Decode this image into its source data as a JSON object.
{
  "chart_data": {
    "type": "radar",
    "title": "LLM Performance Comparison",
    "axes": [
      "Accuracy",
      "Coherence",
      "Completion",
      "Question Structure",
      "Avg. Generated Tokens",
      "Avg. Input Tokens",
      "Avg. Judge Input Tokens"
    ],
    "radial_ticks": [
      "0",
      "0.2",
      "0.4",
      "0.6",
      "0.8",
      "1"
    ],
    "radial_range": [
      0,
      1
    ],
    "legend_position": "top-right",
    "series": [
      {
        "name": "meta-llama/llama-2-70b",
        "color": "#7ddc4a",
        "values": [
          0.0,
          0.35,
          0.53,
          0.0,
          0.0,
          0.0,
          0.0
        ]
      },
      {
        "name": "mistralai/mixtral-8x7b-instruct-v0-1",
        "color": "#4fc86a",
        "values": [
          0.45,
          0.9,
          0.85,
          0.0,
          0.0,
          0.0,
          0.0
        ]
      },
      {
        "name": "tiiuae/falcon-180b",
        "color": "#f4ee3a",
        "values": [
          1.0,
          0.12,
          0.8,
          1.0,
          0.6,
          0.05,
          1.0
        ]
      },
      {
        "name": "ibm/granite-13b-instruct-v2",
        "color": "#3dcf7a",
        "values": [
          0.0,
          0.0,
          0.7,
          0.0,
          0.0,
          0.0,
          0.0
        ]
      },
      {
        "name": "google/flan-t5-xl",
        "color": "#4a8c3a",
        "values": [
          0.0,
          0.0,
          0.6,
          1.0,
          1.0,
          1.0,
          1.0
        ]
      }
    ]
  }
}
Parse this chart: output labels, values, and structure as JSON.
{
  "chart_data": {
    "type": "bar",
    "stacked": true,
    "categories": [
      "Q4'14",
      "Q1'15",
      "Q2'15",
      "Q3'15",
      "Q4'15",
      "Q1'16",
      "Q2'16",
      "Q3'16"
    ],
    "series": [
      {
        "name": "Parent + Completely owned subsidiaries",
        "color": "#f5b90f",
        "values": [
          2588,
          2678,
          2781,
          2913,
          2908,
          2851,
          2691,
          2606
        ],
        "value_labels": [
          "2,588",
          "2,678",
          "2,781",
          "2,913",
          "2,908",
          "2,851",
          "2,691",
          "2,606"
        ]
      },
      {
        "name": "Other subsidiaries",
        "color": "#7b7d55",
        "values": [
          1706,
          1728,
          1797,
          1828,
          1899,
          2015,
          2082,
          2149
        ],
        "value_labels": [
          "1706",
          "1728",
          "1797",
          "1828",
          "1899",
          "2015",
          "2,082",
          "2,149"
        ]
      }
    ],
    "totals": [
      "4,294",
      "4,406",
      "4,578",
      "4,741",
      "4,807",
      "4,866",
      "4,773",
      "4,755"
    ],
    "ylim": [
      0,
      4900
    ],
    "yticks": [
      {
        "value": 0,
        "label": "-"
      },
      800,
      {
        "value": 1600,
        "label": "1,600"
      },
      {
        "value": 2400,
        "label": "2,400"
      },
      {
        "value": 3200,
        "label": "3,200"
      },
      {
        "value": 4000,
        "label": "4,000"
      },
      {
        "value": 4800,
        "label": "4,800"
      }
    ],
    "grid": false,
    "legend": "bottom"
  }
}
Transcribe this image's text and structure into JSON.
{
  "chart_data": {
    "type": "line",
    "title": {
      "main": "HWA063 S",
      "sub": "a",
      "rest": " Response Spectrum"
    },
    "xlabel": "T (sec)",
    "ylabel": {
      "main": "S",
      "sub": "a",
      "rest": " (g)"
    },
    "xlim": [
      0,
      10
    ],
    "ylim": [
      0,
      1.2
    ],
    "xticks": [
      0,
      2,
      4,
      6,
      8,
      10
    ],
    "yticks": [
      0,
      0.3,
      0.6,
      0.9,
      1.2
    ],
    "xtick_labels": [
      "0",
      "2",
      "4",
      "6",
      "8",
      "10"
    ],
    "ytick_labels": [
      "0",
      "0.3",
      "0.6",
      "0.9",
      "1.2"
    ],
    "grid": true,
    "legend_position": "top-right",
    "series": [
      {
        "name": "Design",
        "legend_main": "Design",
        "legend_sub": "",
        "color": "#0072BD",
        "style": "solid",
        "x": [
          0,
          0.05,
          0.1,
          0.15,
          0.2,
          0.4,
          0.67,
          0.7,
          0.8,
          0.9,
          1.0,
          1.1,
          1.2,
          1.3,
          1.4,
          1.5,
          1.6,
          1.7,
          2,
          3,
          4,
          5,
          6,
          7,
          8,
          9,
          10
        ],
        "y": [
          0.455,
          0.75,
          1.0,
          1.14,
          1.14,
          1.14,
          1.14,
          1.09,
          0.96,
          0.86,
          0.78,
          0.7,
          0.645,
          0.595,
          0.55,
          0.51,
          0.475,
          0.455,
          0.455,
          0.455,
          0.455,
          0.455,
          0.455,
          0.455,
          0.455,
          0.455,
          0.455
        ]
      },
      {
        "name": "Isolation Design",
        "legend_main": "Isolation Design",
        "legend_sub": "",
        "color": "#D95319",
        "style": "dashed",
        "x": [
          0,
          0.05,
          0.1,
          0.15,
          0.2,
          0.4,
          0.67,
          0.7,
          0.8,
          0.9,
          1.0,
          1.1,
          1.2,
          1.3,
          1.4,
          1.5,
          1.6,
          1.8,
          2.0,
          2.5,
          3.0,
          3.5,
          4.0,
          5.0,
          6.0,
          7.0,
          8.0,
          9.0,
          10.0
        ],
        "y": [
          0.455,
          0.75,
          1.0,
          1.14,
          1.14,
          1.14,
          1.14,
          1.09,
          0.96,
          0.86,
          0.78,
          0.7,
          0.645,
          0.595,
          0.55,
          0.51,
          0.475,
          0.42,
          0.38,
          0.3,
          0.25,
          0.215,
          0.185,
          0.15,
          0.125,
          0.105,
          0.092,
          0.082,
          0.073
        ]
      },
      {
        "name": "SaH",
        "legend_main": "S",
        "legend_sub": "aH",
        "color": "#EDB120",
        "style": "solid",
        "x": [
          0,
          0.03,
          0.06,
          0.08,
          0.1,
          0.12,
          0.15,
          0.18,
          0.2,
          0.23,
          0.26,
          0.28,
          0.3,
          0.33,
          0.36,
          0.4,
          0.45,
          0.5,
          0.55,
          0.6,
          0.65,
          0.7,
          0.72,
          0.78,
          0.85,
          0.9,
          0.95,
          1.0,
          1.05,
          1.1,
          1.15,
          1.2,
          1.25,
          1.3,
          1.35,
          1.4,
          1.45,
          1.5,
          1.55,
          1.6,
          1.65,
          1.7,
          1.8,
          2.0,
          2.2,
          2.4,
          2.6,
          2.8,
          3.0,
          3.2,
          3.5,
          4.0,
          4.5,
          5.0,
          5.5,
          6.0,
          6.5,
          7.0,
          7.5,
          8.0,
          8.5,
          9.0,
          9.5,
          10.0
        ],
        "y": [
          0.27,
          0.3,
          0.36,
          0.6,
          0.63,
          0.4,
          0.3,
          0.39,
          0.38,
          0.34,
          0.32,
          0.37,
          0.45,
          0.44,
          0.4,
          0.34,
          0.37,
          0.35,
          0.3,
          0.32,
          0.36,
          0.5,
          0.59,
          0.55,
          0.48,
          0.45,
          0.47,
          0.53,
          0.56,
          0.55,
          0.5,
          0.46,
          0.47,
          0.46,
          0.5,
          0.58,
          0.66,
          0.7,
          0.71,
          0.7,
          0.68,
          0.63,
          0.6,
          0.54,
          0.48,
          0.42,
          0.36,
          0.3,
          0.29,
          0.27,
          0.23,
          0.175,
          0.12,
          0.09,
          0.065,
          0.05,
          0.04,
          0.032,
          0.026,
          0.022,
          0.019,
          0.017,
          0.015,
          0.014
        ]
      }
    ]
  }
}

++++++++++

**WHAT TO PRODUCE**
Exactly as shown, repeat every record.

**ANSWER**
Decode this image into its source data as a JSON object.
{
  "chart_data": {
    "type": "radar",
    "title": "LLM Performance Comparison",
    "axes": [
      "Accuracy",
      "Coherence",
      "Completion",
      "Question Structure",
      "Avg. Generated Tokens",
      "Avg. Input Tokens",
      "Avg. Judge Input Tokens"
    ],
    "radial_ticks": [
      "0",
      "0.2",
      "0.4",
      "0.6",
      "0.8",
      "1"
    ],
    "radial_range": [
      0,
      1
    ],
    "legend_position": "top-right",
    "series": [
      {
        "name": "meta-llama/llama-2-70b",
        "color": "#7ddc4a",
        "values": [
          0.0,
          0.35,
          0.53,
          0.0,
          0.0,
          0.0,
          0.0
        ]
      },
      {
        "name": "mistralai/mixtral-8x7b-instruct-v0-1",
        "color": "#4fc86a",
        "values": [
          0.45,
          0.9,
          0.85,
          0.0,
          0.0,
          0.0,
          0.0
        ]
      },
      {
        "name": "tiiuae/falcon-180b",
        "color": "#f4ee3a",
        "values": [
          1.0,
          0.12,
          0.8,
          1.0,
          0.6,
          0.05,
          1.0
        ]
      },
      {
        "name": "ibm/granite-13b-instruct-v2",
        "color": "#3dcf7a",
        "values": [
          0.0,
          0.0,
          0.7,
          0.0,
          0.0,
          0.0,
          0.0
        ]
      },
      {
        "name": "google/flan-t5-xl",
        "color": "#4a8c3a",
        "values": [
          0.0,
          0.0,
          0.6,
          1.0,
          1.0,
          1.0,
          1.0
        ]
      }
    ]
  }
}
Parse this chart: output labels, values, and structure as JSON.
{
  "chart_data": {
    "type": "bar",
    "stacked": true,
    "categories": [
      "Q4'14",
      "Q1'15",
      "Q2'15",
      "Q3'15",
      "Q4'15",
      "Q1'16",
      "Q2'16",
      "Q3'16"
    ],
    "series": [
      {
        "name": "Parent + Completely owned subsidiaries",
        "color": "#f5b90f",
        "values": [
          2588,
          2678,
          2781,
          2913,
          2908,
          2851,
          2691,
          2606
        ],
        "value_labels": [
          "2,588",
          "2,678",
          "2,781",
          "2,913",
          "2,908",
          "2,851",
          "2,691",
          "2,606"
        ]
      },
      {
        "name": "Other subsidiaries",
        "color": "#7b7d55",
        "values": [
          1706,
          1728,
          1797,
          1828,
          1899,
          2015,
          2082,
          2149
        ],
        "value_labels": [
          "1706",
          "1728",
          "1797",
          "1828",
          "1899",
          "2015",
          "2,082",
          "2,149"
        ]
      }
    ],
    "totals": [
      "4,294",
      "4,406",
      "4,578",
      "4,741",
      "4,807",
      "4,866",
      "4,773",
      "4,755"
    ],
    "ylim": [
      0,
      4900
    ],
    "yticks": [
      {
        "value": 0,
        "label": "-"
      },
      800,
      {
        "value": 1600,
        "label": "1,600"
      },
      {
        "value": 2400,
        "label": "2,400"
      },
      {
        "value": 3200,
        "label": "3,200"
      },
      {
        "value": 4000,
        "label": "4,000"
      },
      {
        "value": 4800,
        "label": "4,800"
      }
    ],
    "grid": false,
    "legend": "bottom"
  }
}
Transcribe this image's text and structure into JSON.
{
  "chart_data": {
    "type": "line",
    "title": {
      "main": "HWA063 S",
      "sub": "a",
      "rest": " Response Spectrum"
    },
    "xlabel": "T (sec)",
    "ylabel": {
      "main": "S",
      "sub": "a",
      "rest": " (g)"
    },
    "xlim": [
      0,
      10
    ],
    "ylim": [
      0,
      1.2
    ],
    "xticks": [
      0,
      2,
      4,
      6,
      8,
      10
    ],
    "yticks": [
      0,
      0.3,
      0.6,
      0.9,
      1.2
    ],
    "xtick_labels": [
      "0",
      "2",
      "4",
      "6",
      "8",
      "10"
    ],
    "ytick_labels": [
      "0",
      "0.3",
      "0.6",
      "0.9",
      "1.2"
    ],
    "grid": true,
    "legend_position": "top-right",
    "series": [
      {
        "name": "Design",
        "legend_main": "Design",
        "legend_sub": "",
        "color": "#0072BD",
        "style": "solid",
        "x": [
          0,
          0.05,
          0.1,
          0.15,
          0.2,
          0.4,
          0.67,
          0.7,
          0.8,
          0.9,
          1.0,
          1.1,
          1.2,
          1.3,
          1.4,
          1.5,
          1.6,
          1.7,
          2,
          3,
          4,
          5,
          6,
          7,
          8,
          9,
          10
        ],
        "y": [
          0.455,
          0.75,
          1.0,
          1.14,
          1.14,
          1.14,
          1.14,
          1.09,
          0.96,
          0.86,
          0.78,
          0.7,
          0.645,
          0.595,
          0.55,
          0.51,
          0.475,
          0.455,
          0.455,
          0.455,
          0.455,
          0.455,
          0.455,
          0.455,
          0.455,
          0.455,
          0.455
        ]
      },
      {
        "name": "Isolation Design",
        "legend_main": "Isolation Design",
        "legend_sub": "",
        "color": "#D95319",
        "style": "dashed",
        "x": [
          0,
          0.05,
          0.1,
          0.15,
          0.2,
          0.4,
          0.67,
          0.7,
          0.8,
          0.9,
          1.0,
          1.1,
          1.2,
          1.3,
          1.4,
          1.5,
          1.6,
          1.8,
          2.0,
          2.5,
          3.0,
          3.5,
          4.0,
          5.0,
          6.0,
          7.0,
          8.0,
          9.0,
          10.0
        ],
        "y": [
          0.455,
          0.75,
          1.0,
          1.14,
          1.14,
          1.14,
          1.14,
          1.09,
          0.96,
          0.86,
          0.78,
          0.7,
          0.645,
          0.595,
          0.55,
          0.51,
          0.475,
          0.42,
          0.38,
          0.3,
          0.25,
          0.215,
          0.185,
          0.15,
          0.125,
          0.105,
          0.092,
          0.082,
          0.073
        ]
      },
      {
        "name": "SaH",
        "legend_main": "S",
        "legend_sub": "aH",
        "color": "#EDB120",
        "style": "solid",
        "x": [
          0,
          0.03,
          0.06,
          0.08,
          0.1,
          0.12,
          0.15,
          0.18,
          0.2,
          0.23,
          0.26,
          0.28,
          0.3,
          0.33,
          0.36,
          0.4,
          0.45,
          0.5,
          0.55,
          0.6,
          0.65,
          0.7,
          0.72,
          0.78,
          0.85,
          0.9,
          0.95,
          1.0,
          1.05,
          1.1,
          1.15,
          1.2,
          1.25,
          1.3,
          1.35,
          1.4,
          1.45,
          1.5,
          1.55,
          1.6,
          1.65,
          1.7,
          1.8,
          2.0,
          2.2,
          2.4,
          2.6,
          2.8,
          3.0,
          3.2,
          3.5,
          4.0,
          4.5,
          5.0,
          5.5,
          6.0,
          6.5,
          7.0,
          7.5,
          8.0,
          8.5,
          9.0,
          9.5,
          10.0
        ],
        "y": [
          0.27,
          0.3,
          0.36,
          0.6,
          0.63,
          0.4,
          0.3,
          0.39,
          0.38,
          0.34,
          0.32,
          0.37,
          0.45,
          0.44,
          0.4,
          0.34,
          0.37,
          0.35,
          0.3,
          0.32,
          0.36,
          0.5,
          0.59,
          0.55,
          0.48,
          0.45,
          0.47,
          0.53,
          0.56,
          0.55,
          0.5,
          0.46,
          0.47,
          0.46,
          0.5,
          0.58,
          0.66,
          0.7,
          0.71,
          0.7,
          0.68,
          0.63,
          0.6,
          0.54,
          0.48,
          0.42,
          0.36,
          0.3,
          0.29,
          0.27,
          0.23,
          0.175,
          0.12,
          0.09,
          0.065,
          0.05,
          0.04,
          0.032,
          0.026,
          0.022,
          0.019,
          0.017,
          0.015,
          0.014
        ]
      }
    ]
  }
}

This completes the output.